_Given task_: Without the pictures, can you quote each line below exactly?

[Start of Data to use]

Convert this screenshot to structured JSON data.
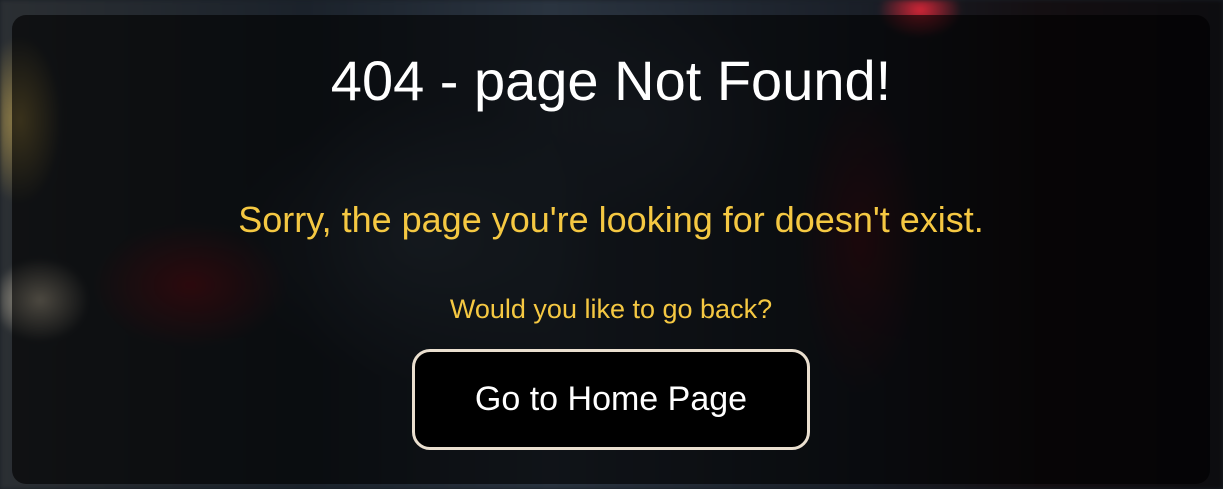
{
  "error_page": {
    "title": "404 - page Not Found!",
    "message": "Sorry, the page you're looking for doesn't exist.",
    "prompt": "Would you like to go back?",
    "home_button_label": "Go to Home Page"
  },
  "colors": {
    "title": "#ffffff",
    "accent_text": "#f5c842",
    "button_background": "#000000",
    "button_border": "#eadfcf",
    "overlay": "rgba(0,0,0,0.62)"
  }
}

[End of Data to use]

_The reply_:
Convert this screenshot to structured JSON data.
{
  "error_page": {
    "title": "404 - page Not Found!",
    "message": "Sorry, the page you're looking for doesn't exist.",
    "prompt": "Would you like to go back?",
    "home_button_label": "Go to Home Page"
  },
  "colors": {
    "title": "#ffffff",
    "accent_text": "#f5c842",
    "button_background": "#000000",
    "button_border": "#eadfcf",
    "overlay": "rgba(0,0,0,0.62)"
  }
}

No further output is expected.